# DATA FOR THIS TASK:
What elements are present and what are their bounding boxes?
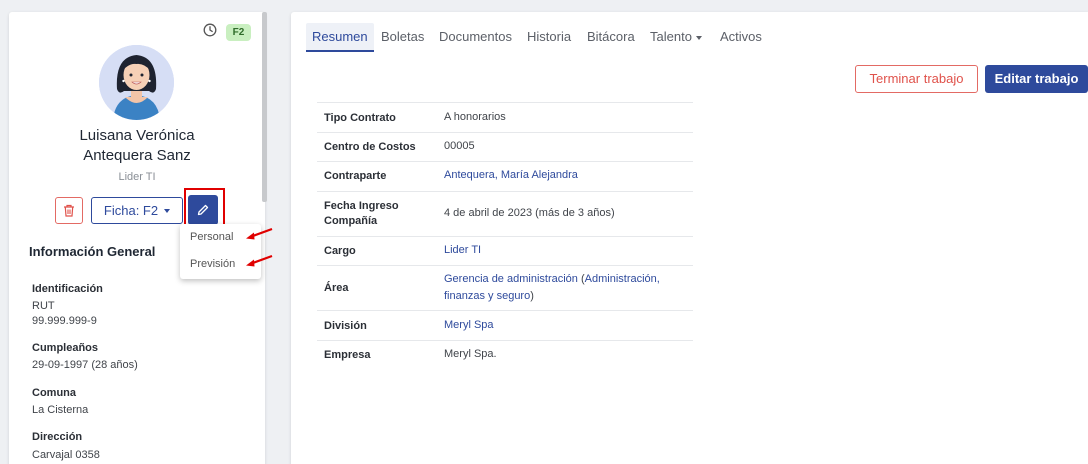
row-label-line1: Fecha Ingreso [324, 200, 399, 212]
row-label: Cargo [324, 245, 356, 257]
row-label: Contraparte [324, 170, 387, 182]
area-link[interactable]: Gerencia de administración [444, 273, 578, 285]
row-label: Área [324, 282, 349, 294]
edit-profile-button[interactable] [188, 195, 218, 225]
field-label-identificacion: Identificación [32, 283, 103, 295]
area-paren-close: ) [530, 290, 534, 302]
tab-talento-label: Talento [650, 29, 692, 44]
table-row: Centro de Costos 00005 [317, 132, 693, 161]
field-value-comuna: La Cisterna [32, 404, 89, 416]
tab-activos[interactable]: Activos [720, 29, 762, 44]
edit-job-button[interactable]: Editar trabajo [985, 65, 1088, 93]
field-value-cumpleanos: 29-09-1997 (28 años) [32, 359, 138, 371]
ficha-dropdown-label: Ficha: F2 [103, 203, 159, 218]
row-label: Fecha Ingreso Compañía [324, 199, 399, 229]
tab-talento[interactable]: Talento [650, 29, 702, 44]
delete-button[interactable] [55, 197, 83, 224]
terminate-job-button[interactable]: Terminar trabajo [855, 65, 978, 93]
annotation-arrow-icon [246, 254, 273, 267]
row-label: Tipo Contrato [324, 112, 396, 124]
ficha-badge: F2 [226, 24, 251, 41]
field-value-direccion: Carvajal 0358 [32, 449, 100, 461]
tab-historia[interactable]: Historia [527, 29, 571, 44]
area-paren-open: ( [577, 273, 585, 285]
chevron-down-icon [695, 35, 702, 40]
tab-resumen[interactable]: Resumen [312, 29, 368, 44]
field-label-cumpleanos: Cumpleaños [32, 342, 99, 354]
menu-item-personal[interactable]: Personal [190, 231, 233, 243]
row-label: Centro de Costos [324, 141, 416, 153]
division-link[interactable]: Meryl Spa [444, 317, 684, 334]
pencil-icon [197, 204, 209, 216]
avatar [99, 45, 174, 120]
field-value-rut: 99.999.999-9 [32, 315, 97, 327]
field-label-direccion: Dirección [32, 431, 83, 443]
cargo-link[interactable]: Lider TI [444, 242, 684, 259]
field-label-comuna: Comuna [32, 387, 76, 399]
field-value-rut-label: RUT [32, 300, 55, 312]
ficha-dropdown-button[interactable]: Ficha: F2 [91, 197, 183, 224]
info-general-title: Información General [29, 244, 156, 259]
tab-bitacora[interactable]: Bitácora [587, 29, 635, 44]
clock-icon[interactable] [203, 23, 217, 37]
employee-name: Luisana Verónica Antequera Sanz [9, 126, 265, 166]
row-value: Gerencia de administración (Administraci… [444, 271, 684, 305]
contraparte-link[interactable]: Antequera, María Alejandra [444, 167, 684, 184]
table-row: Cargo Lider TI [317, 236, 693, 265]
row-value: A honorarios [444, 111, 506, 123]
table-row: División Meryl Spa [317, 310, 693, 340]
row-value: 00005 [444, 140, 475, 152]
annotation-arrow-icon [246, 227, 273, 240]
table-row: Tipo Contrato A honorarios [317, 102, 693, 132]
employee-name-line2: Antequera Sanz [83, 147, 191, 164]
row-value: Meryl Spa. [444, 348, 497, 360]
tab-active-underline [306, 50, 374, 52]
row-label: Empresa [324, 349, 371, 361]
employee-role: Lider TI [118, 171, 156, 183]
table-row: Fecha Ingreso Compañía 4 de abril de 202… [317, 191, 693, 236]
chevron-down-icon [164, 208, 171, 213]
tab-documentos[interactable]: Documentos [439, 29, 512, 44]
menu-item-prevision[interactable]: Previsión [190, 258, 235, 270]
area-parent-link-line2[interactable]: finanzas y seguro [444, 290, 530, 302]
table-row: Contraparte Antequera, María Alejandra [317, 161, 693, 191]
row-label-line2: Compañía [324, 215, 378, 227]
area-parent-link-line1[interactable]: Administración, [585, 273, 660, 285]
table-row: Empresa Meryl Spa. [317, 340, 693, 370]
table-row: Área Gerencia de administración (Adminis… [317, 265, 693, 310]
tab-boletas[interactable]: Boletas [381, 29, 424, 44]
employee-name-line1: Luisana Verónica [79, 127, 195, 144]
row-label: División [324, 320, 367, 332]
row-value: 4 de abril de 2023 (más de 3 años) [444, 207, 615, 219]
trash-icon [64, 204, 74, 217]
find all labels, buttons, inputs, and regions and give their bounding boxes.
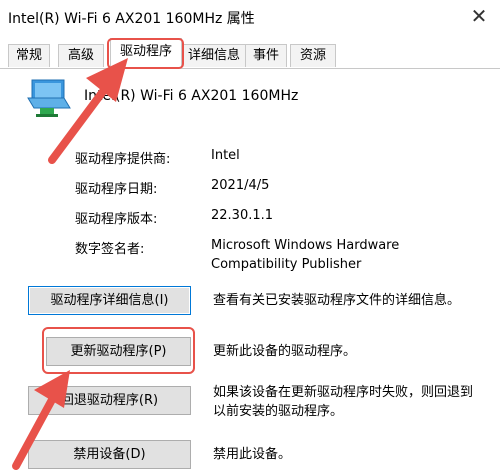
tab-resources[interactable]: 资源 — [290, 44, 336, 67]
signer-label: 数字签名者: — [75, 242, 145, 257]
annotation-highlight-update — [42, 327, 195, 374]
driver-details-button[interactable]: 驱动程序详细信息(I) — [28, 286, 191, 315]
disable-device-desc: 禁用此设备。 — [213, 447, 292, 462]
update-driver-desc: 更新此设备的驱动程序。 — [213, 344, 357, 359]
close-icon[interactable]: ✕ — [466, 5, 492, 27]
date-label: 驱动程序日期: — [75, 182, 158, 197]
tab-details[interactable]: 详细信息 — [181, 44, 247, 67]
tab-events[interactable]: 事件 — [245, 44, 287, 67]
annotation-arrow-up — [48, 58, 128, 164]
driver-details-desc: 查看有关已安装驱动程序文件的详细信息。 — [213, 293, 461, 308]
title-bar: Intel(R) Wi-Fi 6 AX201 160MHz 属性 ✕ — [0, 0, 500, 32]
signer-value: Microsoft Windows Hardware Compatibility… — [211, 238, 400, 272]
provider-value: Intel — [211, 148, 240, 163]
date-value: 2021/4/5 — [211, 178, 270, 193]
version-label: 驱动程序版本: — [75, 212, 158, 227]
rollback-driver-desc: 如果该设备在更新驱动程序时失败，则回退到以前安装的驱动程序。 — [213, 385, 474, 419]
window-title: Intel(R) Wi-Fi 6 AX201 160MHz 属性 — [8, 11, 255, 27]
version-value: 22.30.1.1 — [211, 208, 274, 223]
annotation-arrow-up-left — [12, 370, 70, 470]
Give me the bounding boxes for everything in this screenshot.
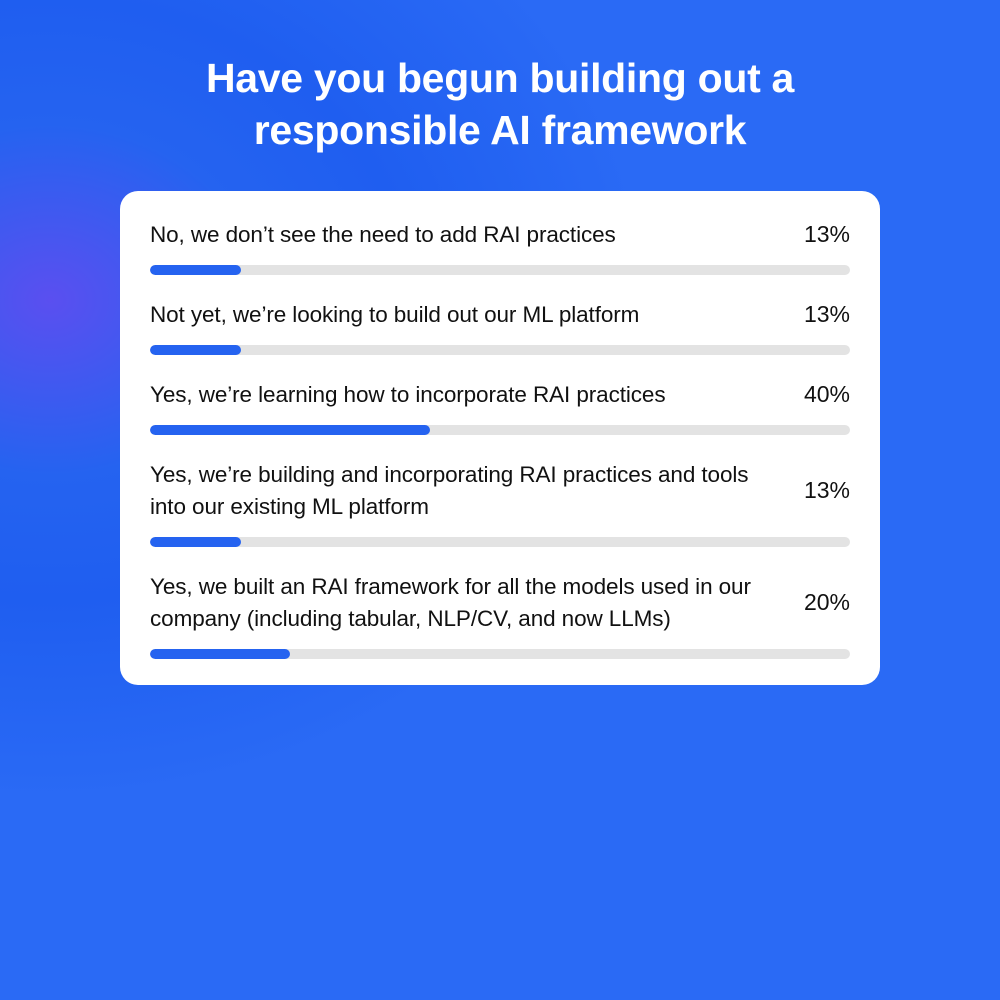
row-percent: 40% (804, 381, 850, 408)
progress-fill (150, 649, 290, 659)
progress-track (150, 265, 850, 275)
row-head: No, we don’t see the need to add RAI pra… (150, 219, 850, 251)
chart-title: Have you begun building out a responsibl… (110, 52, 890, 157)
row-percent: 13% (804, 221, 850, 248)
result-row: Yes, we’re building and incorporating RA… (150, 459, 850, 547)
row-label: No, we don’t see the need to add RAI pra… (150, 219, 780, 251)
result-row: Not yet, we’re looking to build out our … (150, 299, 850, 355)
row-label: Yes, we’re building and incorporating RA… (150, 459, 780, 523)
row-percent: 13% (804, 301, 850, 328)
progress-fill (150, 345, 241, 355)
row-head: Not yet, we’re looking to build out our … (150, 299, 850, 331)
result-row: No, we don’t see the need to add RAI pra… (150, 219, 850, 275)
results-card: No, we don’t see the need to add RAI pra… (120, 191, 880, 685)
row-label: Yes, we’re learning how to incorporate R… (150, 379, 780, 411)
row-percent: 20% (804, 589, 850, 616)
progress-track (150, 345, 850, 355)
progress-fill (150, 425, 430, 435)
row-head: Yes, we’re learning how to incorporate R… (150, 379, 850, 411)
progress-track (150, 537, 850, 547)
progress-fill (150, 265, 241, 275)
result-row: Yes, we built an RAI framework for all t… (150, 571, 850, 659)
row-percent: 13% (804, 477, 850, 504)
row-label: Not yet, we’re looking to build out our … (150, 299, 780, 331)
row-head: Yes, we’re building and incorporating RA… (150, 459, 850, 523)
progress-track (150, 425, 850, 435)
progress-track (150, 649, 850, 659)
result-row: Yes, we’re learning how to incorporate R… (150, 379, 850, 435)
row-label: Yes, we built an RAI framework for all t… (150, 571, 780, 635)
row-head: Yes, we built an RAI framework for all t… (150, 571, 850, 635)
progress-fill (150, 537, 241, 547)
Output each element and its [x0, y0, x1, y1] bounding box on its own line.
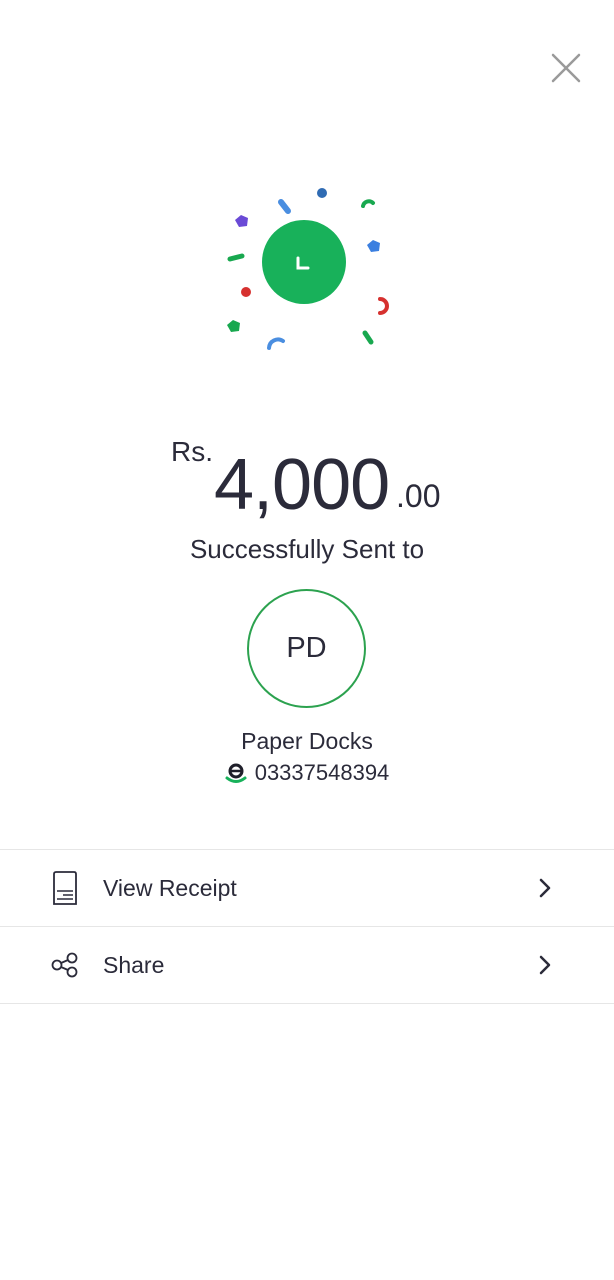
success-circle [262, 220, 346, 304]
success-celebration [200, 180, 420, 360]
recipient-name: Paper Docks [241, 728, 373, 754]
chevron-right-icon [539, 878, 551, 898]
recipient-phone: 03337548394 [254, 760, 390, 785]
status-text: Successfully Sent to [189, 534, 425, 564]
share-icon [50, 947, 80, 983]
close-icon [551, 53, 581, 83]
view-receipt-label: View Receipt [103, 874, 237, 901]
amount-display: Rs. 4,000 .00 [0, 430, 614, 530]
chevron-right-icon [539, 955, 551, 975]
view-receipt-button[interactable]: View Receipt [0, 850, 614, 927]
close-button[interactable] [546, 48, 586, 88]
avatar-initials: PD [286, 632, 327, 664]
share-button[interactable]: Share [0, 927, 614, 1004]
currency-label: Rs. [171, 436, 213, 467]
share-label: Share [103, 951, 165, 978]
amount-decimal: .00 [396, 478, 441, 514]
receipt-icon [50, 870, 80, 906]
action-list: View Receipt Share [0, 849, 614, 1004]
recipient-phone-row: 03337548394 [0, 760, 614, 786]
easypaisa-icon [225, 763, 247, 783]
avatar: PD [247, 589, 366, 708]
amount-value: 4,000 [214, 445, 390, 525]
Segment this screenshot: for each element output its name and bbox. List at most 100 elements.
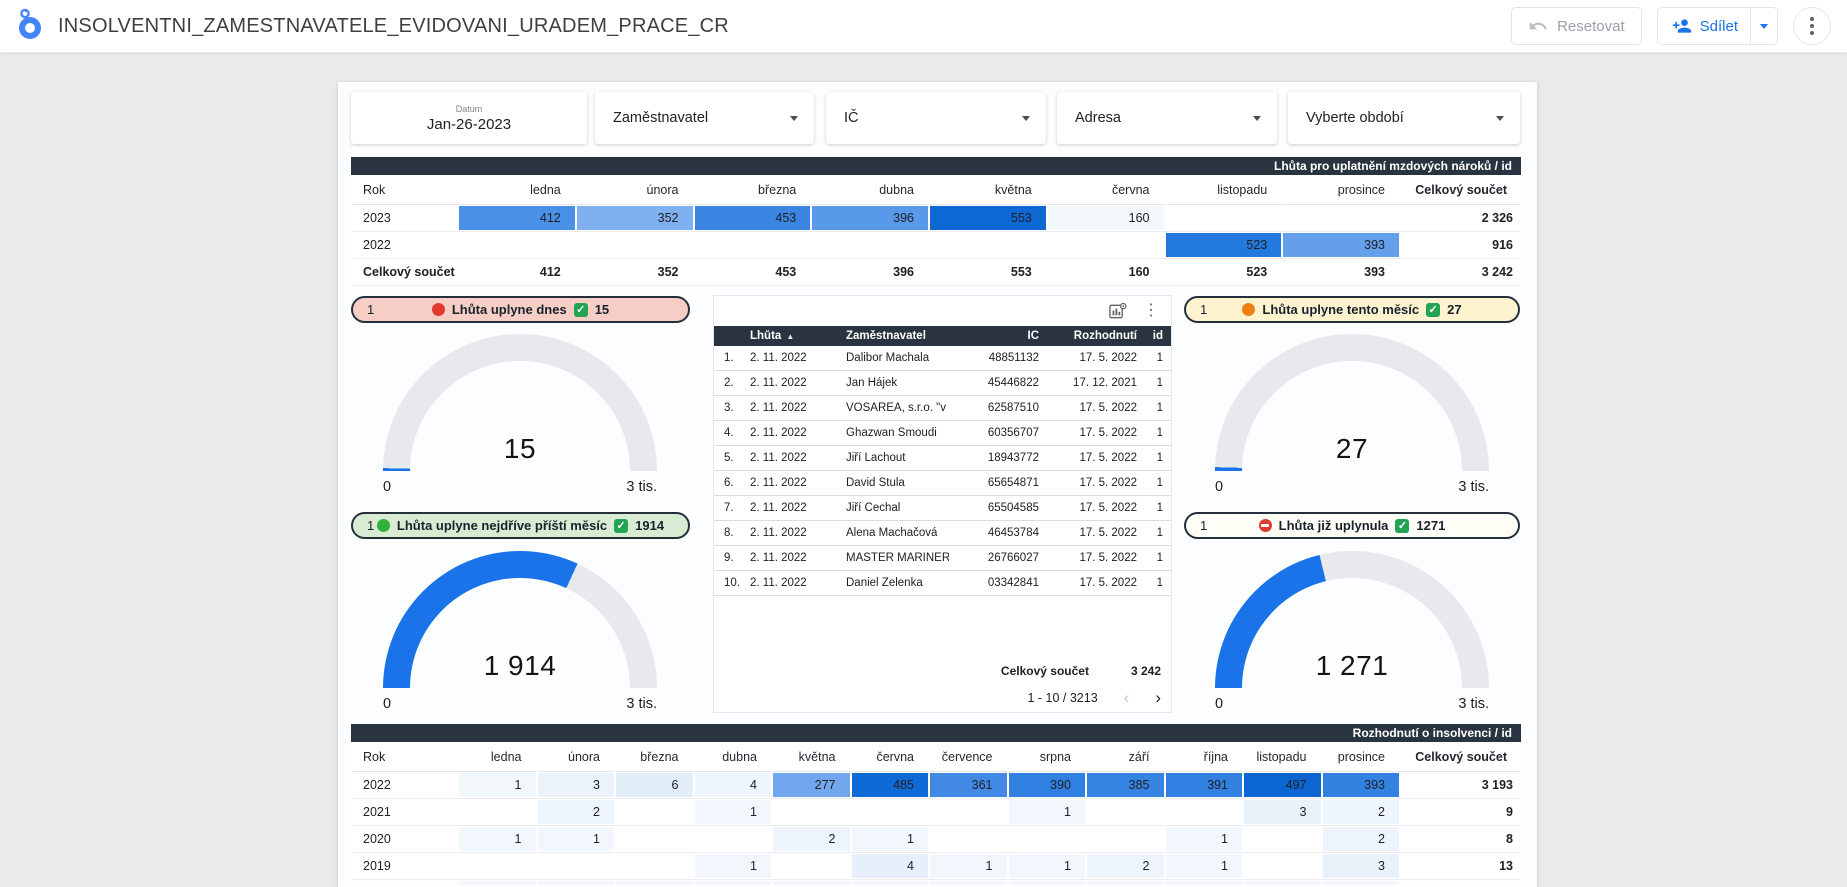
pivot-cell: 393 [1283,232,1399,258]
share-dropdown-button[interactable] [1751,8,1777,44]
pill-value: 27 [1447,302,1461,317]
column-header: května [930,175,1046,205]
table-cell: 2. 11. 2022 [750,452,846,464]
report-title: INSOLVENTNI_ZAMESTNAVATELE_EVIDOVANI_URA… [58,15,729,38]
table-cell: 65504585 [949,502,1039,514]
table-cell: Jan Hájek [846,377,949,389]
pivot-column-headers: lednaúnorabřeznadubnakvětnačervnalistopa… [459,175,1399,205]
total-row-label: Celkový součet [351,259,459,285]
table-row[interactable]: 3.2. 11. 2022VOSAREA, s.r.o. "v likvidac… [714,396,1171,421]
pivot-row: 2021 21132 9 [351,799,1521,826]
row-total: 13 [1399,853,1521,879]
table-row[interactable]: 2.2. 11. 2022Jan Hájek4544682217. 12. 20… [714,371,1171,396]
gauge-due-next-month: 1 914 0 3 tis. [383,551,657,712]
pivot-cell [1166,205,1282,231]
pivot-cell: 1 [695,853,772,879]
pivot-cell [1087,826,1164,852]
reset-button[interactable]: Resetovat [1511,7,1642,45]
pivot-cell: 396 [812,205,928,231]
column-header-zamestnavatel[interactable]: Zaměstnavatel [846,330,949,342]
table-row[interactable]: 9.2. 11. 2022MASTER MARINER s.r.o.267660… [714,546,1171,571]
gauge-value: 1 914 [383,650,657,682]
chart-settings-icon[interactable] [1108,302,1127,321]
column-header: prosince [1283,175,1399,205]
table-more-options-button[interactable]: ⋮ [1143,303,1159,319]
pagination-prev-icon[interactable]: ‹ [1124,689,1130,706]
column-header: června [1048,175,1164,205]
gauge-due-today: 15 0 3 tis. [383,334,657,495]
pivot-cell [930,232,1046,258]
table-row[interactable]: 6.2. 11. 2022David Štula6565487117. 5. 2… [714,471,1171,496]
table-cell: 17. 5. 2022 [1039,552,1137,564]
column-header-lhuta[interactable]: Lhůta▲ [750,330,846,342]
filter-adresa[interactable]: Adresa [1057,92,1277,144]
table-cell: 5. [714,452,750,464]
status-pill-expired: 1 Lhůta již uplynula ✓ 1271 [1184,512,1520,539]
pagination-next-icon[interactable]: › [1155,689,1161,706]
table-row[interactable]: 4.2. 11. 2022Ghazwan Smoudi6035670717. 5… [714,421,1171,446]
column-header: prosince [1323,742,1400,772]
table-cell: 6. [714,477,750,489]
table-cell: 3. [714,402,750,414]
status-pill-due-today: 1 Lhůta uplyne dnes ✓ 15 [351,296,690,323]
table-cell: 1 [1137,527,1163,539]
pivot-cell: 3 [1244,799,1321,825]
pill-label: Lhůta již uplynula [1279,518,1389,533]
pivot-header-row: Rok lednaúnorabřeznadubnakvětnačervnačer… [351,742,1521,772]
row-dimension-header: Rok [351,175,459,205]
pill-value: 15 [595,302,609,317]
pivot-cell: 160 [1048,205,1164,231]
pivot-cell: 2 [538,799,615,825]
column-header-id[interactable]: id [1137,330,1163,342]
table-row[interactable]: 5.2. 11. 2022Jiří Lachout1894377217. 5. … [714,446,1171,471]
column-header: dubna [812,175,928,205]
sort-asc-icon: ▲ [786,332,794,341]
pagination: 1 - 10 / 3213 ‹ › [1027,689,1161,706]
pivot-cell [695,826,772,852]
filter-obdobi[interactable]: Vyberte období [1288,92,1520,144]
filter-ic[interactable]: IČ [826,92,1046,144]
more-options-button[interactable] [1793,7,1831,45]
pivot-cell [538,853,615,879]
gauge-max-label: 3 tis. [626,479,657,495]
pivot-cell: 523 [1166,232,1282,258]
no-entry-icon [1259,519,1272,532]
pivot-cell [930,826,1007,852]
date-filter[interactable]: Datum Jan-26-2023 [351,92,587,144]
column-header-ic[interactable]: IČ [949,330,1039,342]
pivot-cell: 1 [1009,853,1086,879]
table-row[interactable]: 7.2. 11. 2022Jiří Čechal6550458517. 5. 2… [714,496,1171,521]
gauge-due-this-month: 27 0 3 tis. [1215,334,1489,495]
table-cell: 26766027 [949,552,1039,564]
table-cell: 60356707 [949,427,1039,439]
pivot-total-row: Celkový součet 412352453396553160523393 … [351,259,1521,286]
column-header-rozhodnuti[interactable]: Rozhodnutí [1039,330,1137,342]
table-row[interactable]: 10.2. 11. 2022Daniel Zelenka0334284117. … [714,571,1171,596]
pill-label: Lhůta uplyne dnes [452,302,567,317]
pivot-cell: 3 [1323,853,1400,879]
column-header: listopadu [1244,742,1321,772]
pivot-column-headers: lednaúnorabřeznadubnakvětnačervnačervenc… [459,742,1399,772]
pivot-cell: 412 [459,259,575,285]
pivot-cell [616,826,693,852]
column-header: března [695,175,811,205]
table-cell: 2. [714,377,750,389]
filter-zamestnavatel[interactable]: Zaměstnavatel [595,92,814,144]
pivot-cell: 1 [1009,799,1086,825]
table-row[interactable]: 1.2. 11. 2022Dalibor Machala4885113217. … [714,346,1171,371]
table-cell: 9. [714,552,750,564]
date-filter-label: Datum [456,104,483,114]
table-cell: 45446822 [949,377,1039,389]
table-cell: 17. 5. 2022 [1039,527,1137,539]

# EXERCISE REQUIREMENTS:
Pull out each line of the items above that contains the string "looking". Case counts.

# CORRECT ANSWER:
result-row: Not yet, we’re looking to build out our … (150, 299, 850, 355)
row-head: Not yet, we’re looking to build out our … (150, 299, 850, 331)
row-label: Not yet, we’re looking to build out our … (150, 299, 780, 331)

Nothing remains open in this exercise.